◆ GIVEN TASK ◆
Rewrite the lines below as a numbered list, starting with the line that contains "what elements are" and going on through the line that contains "- destination-icon: [37, 616, 46, 625]". Skip any blank lines, and leave the pictures out.

◆ STORED ROWS ◆
######
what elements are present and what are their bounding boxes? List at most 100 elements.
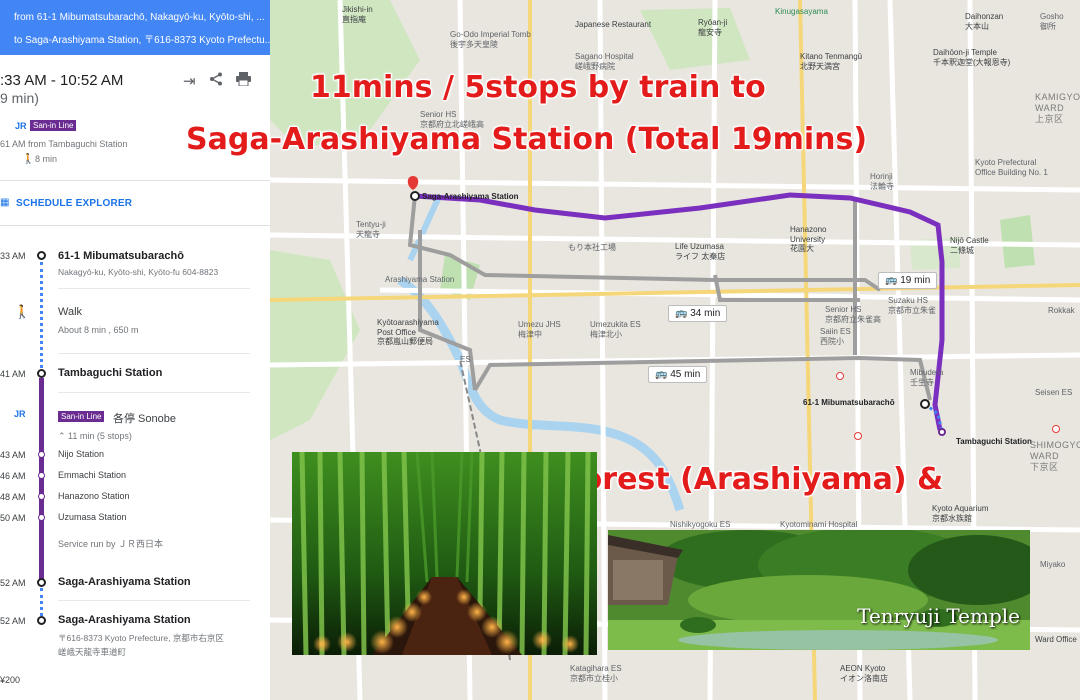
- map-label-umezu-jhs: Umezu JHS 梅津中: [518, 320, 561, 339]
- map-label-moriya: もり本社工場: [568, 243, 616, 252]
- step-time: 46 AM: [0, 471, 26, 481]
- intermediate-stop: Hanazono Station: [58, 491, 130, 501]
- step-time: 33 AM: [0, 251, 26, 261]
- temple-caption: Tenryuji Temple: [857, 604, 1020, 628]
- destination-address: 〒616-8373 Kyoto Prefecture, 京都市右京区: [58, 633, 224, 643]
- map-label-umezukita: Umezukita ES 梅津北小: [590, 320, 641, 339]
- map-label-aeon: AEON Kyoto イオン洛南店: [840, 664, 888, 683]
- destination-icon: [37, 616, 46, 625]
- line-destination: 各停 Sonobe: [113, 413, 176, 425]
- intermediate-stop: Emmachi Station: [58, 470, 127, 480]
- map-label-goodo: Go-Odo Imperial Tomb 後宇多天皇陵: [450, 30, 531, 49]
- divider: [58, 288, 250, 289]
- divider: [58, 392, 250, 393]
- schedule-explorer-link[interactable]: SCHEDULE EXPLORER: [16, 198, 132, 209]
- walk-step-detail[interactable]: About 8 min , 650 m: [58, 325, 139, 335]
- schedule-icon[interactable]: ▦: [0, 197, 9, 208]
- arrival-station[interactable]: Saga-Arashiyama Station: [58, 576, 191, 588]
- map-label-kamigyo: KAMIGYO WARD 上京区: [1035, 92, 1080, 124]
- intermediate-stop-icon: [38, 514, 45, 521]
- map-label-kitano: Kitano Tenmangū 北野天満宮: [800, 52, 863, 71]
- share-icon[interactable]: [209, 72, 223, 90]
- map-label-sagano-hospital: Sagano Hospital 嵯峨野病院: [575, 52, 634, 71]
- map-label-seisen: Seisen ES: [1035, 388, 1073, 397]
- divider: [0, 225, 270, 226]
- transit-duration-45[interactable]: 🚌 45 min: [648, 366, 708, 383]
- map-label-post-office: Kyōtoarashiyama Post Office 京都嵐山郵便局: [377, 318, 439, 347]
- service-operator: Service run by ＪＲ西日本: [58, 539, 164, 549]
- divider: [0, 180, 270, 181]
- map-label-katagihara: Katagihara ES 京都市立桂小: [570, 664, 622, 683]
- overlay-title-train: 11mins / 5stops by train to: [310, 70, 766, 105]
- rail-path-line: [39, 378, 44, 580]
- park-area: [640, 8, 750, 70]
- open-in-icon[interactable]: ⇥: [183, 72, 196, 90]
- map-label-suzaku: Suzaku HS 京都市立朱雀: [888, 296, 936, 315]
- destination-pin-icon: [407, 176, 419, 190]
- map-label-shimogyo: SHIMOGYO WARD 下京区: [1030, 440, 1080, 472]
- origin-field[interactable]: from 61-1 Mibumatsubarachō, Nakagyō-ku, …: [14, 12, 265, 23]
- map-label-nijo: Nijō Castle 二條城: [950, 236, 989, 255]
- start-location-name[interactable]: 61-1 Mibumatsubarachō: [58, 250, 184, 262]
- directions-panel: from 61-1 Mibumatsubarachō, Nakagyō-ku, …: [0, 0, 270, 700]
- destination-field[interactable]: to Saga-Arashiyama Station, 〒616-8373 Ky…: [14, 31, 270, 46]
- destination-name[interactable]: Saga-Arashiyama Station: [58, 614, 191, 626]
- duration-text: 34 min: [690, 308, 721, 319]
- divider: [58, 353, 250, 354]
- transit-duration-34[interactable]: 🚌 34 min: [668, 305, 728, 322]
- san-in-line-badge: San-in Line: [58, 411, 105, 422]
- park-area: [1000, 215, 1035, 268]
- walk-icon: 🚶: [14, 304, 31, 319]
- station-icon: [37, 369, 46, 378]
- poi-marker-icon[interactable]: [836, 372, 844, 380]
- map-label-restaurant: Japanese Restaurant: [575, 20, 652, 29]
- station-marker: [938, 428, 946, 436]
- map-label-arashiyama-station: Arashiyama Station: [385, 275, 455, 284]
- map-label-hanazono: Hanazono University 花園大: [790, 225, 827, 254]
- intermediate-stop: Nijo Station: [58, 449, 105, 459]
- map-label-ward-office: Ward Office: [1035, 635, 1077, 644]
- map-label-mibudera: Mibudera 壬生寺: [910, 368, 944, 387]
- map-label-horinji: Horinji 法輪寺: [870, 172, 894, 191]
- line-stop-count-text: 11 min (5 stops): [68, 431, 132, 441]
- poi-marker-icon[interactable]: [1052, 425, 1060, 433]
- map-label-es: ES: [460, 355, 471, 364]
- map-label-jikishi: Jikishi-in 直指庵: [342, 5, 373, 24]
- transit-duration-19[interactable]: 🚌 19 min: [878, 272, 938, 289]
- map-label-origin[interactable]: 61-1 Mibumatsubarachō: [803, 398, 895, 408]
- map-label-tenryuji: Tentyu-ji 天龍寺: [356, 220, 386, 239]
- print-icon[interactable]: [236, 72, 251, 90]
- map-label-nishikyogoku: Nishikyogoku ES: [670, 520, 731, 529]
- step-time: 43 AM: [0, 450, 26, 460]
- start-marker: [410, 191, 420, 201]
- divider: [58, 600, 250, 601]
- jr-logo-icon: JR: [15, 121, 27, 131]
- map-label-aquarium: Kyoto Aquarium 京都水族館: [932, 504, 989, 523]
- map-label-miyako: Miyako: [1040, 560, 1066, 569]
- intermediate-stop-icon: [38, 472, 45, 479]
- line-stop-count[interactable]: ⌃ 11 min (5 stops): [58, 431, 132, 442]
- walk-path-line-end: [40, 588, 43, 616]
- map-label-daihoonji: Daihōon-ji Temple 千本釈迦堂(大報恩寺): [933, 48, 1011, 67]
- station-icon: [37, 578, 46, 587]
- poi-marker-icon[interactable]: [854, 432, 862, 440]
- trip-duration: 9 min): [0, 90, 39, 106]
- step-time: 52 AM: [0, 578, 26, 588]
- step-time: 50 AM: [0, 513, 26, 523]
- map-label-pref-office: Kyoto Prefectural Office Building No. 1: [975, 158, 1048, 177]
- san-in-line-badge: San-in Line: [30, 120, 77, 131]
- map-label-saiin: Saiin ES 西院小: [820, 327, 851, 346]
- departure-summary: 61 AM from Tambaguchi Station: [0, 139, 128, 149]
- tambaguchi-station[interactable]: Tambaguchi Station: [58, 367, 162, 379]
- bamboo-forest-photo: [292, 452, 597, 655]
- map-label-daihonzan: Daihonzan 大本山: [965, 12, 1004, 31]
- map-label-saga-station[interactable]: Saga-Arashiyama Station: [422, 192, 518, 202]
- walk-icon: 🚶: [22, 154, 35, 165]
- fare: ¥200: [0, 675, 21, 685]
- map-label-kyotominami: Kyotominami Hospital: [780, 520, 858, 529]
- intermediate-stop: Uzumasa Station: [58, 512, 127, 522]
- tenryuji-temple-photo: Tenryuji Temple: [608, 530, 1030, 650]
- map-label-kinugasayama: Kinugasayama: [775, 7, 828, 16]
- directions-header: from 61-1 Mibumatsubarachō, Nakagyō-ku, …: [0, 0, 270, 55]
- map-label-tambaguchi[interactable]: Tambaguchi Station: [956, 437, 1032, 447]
######
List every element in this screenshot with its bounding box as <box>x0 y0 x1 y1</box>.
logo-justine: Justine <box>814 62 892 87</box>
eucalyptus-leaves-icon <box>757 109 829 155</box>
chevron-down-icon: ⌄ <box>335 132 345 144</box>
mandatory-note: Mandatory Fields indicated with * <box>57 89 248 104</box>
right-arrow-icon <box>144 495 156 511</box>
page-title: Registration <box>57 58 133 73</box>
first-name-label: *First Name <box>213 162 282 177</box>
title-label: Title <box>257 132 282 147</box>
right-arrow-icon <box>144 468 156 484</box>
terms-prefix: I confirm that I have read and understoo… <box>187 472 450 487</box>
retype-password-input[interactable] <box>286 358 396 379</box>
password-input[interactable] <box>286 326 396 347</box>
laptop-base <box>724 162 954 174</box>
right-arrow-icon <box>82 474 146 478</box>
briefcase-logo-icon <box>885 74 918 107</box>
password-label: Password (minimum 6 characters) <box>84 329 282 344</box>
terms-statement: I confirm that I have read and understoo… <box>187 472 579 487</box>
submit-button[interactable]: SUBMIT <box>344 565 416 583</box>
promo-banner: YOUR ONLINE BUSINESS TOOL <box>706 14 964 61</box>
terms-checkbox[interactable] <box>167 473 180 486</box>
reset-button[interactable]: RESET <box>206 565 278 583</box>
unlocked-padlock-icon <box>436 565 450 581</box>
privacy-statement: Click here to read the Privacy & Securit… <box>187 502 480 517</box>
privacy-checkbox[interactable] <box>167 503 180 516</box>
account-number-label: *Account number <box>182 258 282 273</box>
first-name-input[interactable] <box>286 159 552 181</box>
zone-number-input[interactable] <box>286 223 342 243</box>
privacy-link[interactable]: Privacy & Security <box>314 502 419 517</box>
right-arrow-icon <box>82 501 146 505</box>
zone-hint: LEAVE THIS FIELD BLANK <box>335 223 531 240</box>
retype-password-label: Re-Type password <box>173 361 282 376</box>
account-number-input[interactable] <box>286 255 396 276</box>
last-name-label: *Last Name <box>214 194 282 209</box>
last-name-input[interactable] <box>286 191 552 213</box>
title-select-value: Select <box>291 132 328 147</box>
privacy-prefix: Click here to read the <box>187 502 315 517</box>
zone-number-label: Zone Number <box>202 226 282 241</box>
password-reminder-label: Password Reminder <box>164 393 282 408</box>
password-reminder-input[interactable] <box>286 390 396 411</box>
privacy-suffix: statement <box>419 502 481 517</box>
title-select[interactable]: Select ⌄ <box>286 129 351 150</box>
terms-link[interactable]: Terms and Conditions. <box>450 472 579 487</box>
######
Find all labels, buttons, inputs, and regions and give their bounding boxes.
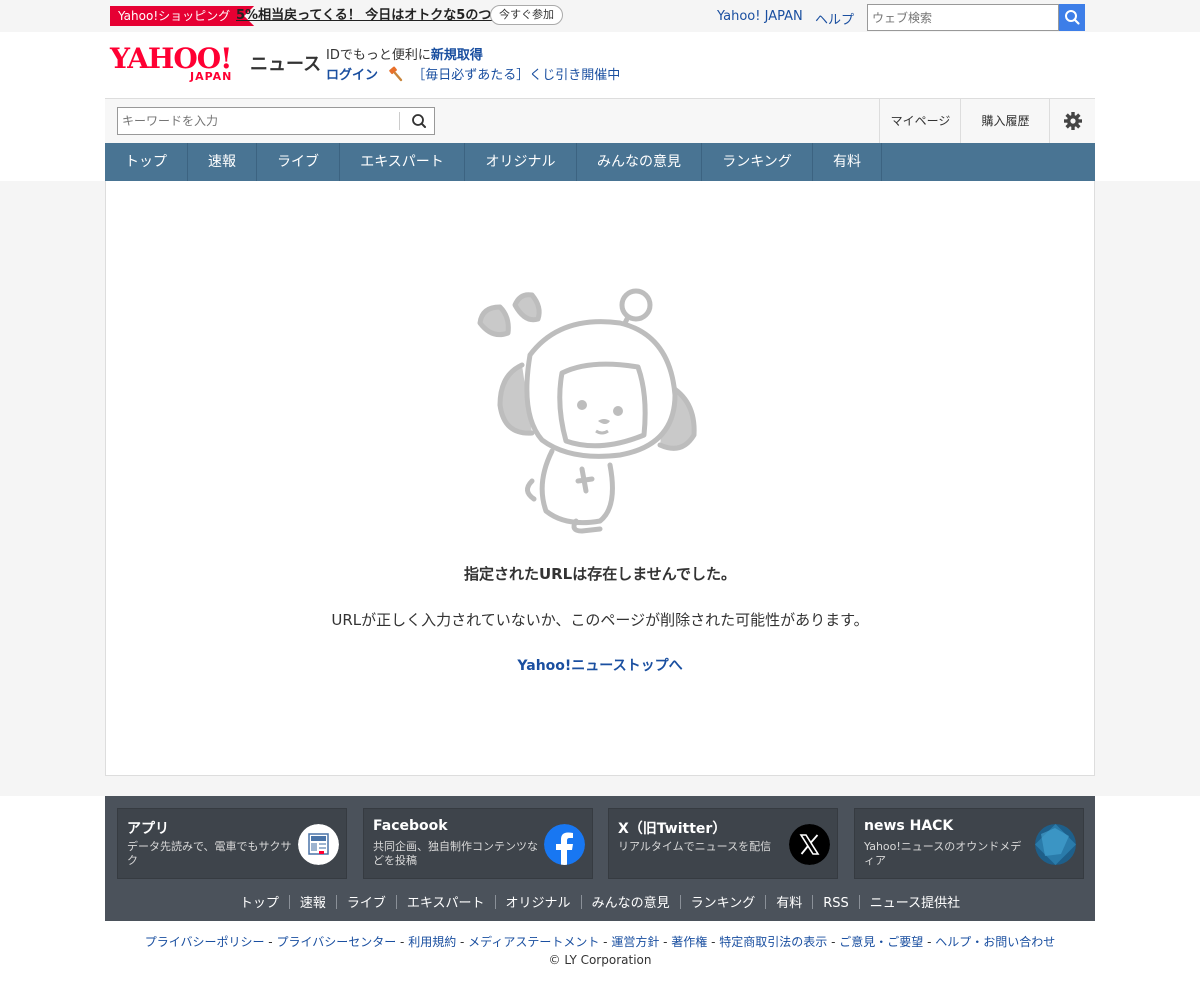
######
◆ EXERCISE RESULT ◆
1. what elements are present and what are their bounding boxes? List at most 100 elements.
2. - map-label-umezu-jhs: Umezu JHS 梅津中: [518, 320, 561, 339]
3. - map-label-moriya: もり本社工場: [568, 243, 616, 252]
4. - step-time: 46 AM: [0, 471, 26, 481]
5. - intermediate-stop: Hanazono Station: [58, 491, 130, 501]
6. - step-time: 33 AM: [0, 251, 26, 261]
7. - temple-caption: Tenryuji Temple: [857, 604, 1020, 628]
8. - destination-address: 〒616-8373 Kyoto Prefecture, 京都市右京区: [58, 633, 224, 643]
9. - map-label-umezukita: Umezukita ES 梅津北小: [590, 320, 641, 339]
10. - map-label-aeon: AEON Kyoto イオン洛南店: [840, 664, 888, 683]
11. - destination-icon: [37, 616, 46, 625]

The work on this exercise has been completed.